Saved data entries:
---+---
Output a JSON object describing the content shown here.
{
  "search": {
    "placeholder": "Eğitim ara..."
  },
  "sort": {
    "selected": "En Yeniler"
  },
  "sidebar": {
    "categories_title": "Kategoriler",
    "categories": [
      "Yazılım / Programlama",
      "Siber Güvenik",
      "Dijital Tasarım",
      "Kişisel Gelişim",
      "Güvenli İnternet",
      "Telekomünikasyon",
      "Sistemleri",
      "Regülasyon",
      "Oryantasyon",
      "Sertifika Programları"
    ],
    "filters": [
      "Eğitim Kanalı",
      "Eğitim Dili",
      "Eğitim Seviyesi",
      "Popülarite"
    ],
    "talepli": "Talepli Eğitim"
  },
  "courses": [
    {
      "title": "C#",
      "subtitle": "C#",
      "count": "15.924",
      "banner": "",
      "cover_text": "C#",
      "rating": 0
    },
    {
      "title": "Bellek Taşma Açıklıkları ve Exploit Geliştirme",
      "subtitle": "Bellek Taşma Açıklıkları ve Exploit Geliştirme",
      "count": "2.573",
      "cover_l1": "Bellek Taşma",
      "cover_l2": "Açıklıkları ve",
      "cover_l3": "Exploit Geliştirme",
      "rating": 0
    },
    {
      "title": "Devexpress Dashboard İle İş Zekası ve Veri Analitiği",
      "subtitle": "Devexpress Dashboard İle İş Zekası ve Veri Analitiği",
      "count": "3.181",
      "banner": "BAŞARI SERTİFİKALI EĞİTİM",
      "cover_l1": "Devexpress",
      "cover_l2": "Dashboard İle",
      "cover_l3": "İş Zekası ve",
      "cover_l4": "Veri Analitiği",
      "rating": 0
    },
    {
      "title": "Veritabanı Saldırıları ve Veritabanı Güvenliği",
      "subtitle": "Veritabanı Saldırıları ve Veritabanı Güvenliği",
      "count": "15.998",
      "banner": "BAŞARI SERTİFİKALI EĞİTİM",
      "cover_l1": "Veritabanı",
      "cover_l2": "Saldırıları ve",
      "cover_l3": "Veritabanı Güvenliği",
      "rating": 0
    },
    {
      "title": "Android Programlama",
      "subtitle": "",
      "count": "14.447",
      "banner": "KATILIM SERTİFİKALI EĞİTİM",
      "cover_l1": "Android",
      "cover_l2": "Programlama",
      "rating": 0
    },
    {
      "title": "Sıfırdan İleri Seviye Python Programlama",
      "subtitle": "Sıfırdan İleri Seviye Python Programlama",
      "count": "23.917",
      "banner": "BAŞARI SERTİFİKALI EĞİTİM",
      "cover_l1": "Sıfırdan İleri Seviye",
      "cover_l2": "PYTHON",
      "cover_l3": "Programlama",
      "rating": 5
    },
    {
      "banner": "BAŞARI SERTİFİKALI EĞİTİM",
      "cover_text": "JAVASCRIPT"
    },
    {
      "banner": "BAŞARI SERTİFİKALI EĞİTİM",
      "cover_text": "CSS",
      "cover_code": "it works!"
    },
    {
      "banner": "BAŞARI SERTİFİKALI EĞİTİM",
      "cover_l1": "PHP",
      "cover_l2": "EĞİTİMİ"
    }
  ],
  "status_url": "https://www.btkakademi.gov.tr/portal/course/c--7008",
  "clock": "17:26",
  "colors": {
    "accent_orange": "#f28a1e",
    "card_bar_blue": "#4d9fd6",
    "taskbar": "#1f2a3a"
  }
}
---+---
THE EXERCISE:
Would you give the material above again, complete and exact?

SOLUTION TO THE EXERCISE:
Output a JSON object describing the content shown here.
{
  "search": {
    "placeholder": "Eğitim ara..."
  },
  "sort": {
    "selected": "En Yeniler"
  },
  "sidebar": {
    "categories_title": "Kategoriler",
    "categories": [
      "Yazılım / Programlama",
      "Siber Güvenik",
      "Dijital Tasarım",
      "Kişisel Gelişim",
      "Güvenli İnternet",
      "Telekomünikasyon",
      "Sistemleri",
      "Regülasyon",
      "Oryantasyon",
      "Sertifika Programları"
    ],
    "filters": [
      "Eğitim Kanalı",
      "Eğitim Dili",
      "Eğitim Seviyesi",
      "Popülarite"
    ],
    "talepli": "Talepli Eğitim"
  },
  "courses": [
    {
      "title": "C#",
      "subtitle": "C#",
      "count": "15.924",
      "banner": "",
      "cover_text": "C#",
      "rating": 0
    },
    {
      "title": "Bellek Taşma Açıklıkları ve Exploit Geliştirme",
      "subtitle": "Bellek Taşma Açıklıkları ve Exploit Geliştirme",
      "count": "2.573",
      "cover_l1": "Bellek Taşma",
      "cover_l2": "Açıklıkları ve",
      "cover_l3": "Exploit Geliştirme",
      "rating": 0
    },
    {
      "title": "Devexpress Dashboard İle İş Zekası ve Veri Analitiği",
      "subtitle": "Devexpress Dashboard İle İş Zekası ve Veri Analitiği",
      "count": "3.181",
      "banner": "BAŞARI SERTİFİKALI EĞİTİM",
      "cover_l1": "Devexpress",
      "cover_l2": "Dashboard İle",
      "cover_l3": "İş Zekası ve",
      "cover_l4": "Veri Analitiği",
      "rating": 0
    },
    {
      "title": "Veritabanı Saldırıları ve Veritabanı Güvenliği",
      "subtitle": "Veritabanı Saldırıları ve Veritabanı Güvenliği",
      "count": "15.998",
      "banner": "BAŞARI SERTİFİKALI EĞİTİM",
      "cover_l1": "Veritabanı",
      "cover_l2": "Saldırıları ve",
      "cover_l3": "Veritabanı Güvenliği",
      "rating": 0
    },
    {
      "title": "Android Programlama",
      "subtitle": "",
      "count": "14.447",
      "banner": "KATILIM SERTİFİKALI EĞİTİM",
      "cover_l1": "Android",
      "cover_l2": "Programlama",
      "rating": 0
    },
    {
      "title": "Sıfırdan İleri Seviye Python Programlama",
      "subtitle": "Sıfırdan İleri Seviye Python Programlama",
      "count": "23.917",
      "banner": "BAŞARI SERTİFİKALI EĞİTİM",
      "cover_l1": "Sıfırdan İleri Seviye",
      "cover_l2": "PYTHON",
      "cover_l3": "Programlama",
      "rating": 5
    },
    {
      "banner": "BAŞARI SERTİFİKALI EĞİTİM",
      "cover_text": "JAVASCRIPT"
    },
    {
      "banner": "BAŞARI SERTİFİKALI EĞİTİM",
      "cover_text": "CSS",
      "cover_code": "it works!"
    },
    {
      "banner": "BAŞARI SERTİFİKALI EĞİTİM",
      "cover_l1": "PHP",
      "cover_l2": "EĞİTİMİ"
    }
  ],
  "status_url": "https://www.btkakademi.gov.tr/portal/course/c--7008",
  "clock": "17:26",
  "colors": {
    "accent_orange": "#f28a1e",
    "card_bar_blue": "#4d9fd6",
    "taskbar": "#1f2a3a"
  }
}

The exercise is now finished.